◆ **Task goal**: Repeat every line of the records below word for word.

** BEGIN Dataset extract **

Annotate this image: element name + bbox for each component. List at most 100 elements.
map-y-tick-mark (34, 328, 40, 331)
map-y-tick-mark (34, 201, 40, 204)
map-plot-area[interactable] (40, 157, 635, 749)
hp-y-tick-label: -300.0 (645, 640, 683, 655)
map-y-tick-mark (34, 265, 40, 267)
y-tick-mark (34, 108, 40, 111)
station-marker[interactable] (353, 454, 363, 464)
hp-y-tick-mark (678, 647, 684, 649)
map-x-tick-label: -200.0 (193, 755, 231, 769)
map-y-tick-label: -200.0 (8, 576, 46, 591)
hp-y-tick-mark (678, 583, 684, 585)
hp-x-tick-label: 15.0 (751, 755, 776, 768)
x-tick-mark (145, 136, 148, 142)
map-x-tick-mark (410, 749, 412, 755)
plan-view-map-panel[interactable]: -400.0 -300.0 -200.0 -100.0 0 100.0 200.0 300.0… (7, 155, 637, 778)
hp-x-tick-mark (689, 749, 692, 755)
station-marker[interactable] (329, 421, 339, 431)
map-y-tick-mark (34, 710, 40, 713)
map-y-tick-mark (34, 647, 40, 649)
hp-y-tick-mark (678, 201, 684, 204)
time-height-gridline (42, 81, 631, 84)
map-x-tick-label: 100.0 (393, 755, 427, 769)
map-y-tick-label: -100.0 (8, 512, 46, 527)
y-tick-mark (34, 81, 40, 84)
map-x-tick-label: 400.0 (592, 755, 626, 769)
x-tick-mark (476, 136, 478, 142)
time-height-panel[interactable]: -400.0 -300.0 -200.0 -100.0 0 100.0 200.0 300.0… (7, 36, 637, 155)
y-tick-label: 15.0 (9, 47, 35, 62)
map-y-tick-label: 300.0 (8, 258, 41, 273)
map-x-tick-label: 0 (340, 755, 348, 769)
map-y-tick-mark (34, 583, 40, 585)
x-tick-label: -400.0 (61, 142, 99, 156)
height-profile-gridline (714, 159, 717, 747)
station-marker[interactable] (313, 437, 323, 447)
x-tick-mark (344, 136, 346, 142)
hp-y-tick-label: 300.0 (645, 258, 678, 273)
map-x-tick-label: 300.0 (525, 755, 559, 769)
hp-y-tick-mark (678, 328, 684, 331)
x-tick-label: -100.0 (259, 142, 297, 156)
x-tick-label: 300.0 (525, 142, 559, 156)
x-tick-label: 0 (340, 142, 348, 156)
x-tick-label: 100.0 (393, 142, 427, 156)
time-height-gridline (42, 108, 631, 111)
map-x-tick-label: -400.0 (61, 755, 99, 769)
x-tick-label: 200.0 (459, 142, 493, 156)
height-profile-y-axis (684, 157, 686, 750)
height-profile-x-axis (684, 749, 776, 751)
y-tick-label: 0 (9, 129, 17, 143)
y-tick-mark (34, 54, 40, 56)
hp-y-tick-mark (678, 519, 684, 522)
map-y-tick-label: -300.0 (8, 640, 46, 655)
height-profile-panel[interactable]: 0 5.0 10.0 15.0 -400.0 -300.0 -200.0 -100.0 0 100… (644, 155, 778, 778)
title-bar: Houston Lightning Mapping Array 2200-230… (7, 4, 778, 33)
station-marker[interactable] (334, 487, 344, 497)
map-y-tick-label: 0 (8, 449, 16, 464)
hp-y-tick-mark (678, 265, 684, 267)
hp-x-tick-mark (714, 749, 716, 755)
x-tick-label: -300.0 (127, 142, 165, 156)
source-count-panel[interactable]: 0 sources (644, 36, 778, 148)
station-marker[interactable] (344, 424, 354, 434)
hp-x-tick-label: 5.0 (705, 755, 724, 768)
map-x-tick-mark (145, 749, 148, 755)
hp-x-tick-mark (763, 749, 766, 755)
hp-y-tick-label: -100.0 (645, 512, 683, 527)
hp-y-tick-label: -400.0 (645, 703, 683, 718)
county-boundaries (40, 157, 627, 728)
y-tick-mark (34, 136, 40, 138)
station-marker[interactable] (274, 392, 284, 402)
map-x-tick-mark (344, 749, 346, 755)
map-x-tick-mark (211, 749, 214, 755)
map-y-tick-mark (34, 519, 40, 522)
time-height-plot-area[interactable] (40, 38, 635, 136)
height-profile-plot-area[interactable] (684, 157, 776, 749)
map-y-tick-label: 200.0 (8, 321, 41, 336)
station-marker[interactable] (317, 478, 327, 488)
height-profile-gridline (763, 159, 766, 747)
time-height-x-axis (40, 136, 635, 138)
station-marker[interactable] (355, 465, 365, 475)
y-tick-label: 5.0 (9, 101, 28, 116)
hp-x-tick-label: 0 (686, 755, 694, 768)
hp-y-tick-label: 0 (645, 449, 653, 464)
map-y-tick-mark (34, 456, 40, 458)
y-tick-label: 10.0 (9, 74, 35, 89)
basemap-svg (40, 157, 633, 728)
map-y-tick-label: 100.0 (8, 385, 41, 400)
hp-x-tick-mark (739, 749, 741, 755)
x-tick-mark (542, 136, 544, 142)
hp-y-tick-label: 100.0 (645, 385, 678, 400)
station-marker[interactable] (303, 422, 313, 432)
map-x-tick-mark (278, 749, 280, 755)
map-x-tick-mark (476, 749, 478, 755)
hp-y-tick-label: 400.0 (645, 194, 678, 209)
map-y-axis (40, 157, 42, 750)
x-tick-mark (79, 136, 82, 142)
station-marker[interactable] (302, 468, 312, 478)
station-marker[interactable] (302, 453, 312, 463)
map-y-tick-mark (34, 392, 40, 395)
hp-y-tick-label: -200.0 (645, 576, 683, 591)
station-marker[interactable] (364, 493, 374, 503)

** END Dataset extract **

◆ **Correct answer**:
Annotate this image: element name + bbox for each component. List at most 100 elements.
map-y-tick-mark (34, 328, 40, 331)
map-y-tick-mark (34, 201, 40, 204)
map-plot-area[interactable] (40, 157, 635, 749)
hp-y-tick-label: -300.0 (645, 640, 683, 655)
map-y-tick-mark (34, 265, 40, 267)
y-tick-mark (34, 108, 40, 111)
station-marker[interactable] (353, 454, 363, 464)
hp-y-tick-mark (678, 647, 684, 649)
map-x-tick-label: -200.0 (193, 755, 231, 769)
map-y-tick-label: -200.0 (8, 576, 46, 591)
hp-y-tick-mark (678, 583, 684, 585)
hp-x-tick-label: 15.0 (751, 755, 776, 768)
x-tick-mark (145, 136, 148, 142)
map-x-tick-mark (410, 749, 412, 755)
plan-view-map-panel[interactable]: -400.0 -300.0 -200.0 -100.0 0 100.0 200.0 300.0… (7, 155, 637, 778)
hp-x-tick-mark (689, 749, 692, 755)
station-marker[interactable] (329, 421, 339, 431)
map-y-tick-mark (34, 710, 40, 713)
map-y-tick-mark (34, 647, 40, 649)
hp-y-tick-mark (678, 201, 684, 204)
time-height-gridline (42, 81, 631, 84)
map-x-tick-label: 100.0 (393, 755, 427, 769)
map-y-tick-label: -100.0 (8, 512, 46, 527)
y-tick-mark (34, 81, 40, 84)
map-x-tick-label: 400.0 (592, 755, 626, 769)
x-tick-mark (476, 136, 478, 142)
time-height-panel[interactable]: -400.0 -300.0 -200.0 -100.0 0 100.0 200.0 300.0… (7, 36, 637, 155)
y-tick-label: 15.0 (9, 47, 35, 62)
map-y-tick-label: 300.0 (8, 258, 41, 273)
map-x-tick-label: 0 (340, 755, 348, 769)
map-y-tick-mark (34, 583, 40, 585)
x-tick-label: -400.0 (61, 142, 99, 156)
height-profile-gridline (714, 159, 717, 747)
station-marker[interactable] (313, 437, 323, 447)
x-tick-mark (344, 136, 346, 142)
hp-y-tick-label: 300.0 (645, 258, 678, 273)
map-x-tick-label: 300.0 (525, 755, 559, 769)
hp-y-tick-mark (678, 328, 684, 331)
x-tick-label: -100.0 (259, 142, 297, 156)
x-tick-label: 300.0 (525, 142, 559, 156)
x-tick-label: 0 (340, 142, 348, 156)
x-tick-label: 100.0 (393, 142, 427, 156)
time-height-gridline (42, 108, 631, 111)
map-x-tick-label: -400.0 (61, 755, 99, 769)
x-tick-label: 200.0 (459, 142, 493, 156)
height-profile-y-axis (684, 157, 686, 750)
height-profile-x-axis (684, 749, 776, 751)
y-tick-label: 0 (9, 129, 17, 143)
y-tick-mark (34, 54, 40, 56)
hp-y-tick-mark (678, 519, 684, 522)
map-y-tick-label: -300.0 (8, 640, 46, 655)
height-profile-panel[interactable]: 0 5.0 10.0 15.0 -400.0 -300.0 -200.0 -100.0 0 100… (644, 155, 778, 778)
title-bar: Houston Lightning Mapping Array 2200-230… (7, 4, 778, 33)
station-marker[interactable] (334, 487, 344, 497)
map-y-tick-label: 0 (8, 449, 16, 464)
hp-y-tick-mark (678, 265, 684, 267)
hp-x-tick-mark (714, 749, 716, 755)
x-tick-label: -300.0 (127, 142, 165, 156)
source-count-panel[interactable]: 0 sources (644, 36, 778, 148)
station-marker[interactable] (344, 424, 354, 434)
hp-x-tick-label: 5.0 (705, 755, 724, 768)
map-x-tick-mark (145, 749, 148, 755)
hp-x-tick-mark (763, 749, 766, 755)
hp-y-tick-label: -100.0 (645, 512, 683, 527)
hp-y-tick-label: -400.0 (645, 703, 683, 718)
county-boundaries (40, 157, 627, 728)
y-tick-mark (34, 136, 40, 138)
station-marker[interactable] (274, 392, 284, 402)
map-x-tick-mark (344, 749, 346, 755)
map-x-tick-mark (211, 749, 214, 755)
map-y-tick-mark (34, 519, 40, 522)
time-height-plot-area[interactable] (40, 38, 635, 136)
height-profile-plot-area[interactable] (684, 157, 776, 749)
map-y-tick-label: 200.0 (8, 321, 41, 336)
station-marker[interactable] (317, 478, 327, 488)
height-profile-gridline (763, 159, 766, 747)
time-height-x-axis (40, 136, 635, 138)
station-marker[interactable] (355, 465, 365, 475)
y-tick-label: 5.0 (9, 101, 28, 116)
hp-x-tick-label: 0 (686, 755, 694, 768)
hp-y-tick-label: 0 (645, 449, 653, 464)
map-y-tick-mark (34, 456, 40, 458)
y-tick-label: 10.0 (9, 74, 35, 89)
basemap-svg (40, 157, 633, 728)
map-y-tick-label: 100.0 (8, 385, 41, 400)
hp-x-tick-mark (739, 749, 741, 755)
x-tick-mark (542, 136, 544, 142)
hp-y-tick-label: 100.0 (645, 385, 678, 400)
station-marker[interactable] (303, 422, 313, 432)
map-x-tick-mark (278, 749, 280, 755)
map-x-tick-mark (476, 749, 478, 755)
hp-y-tick-label: 400.0 (645, 194, 678, 209)
map-y-axis (40, 157, 42, 750)
x-tick-mark (79, 136, 82, 142)
station-marker[interactable] (302, 468, 312, 478)
station-marker[interactable] (302, 453, 312, 463)
map-y-tick-mark (34, 392, 40, 395)
hp-y-tick-label: -200.0 (645, 576, 683, 591)
station-marker[interactable] (364, 493, 374, 503)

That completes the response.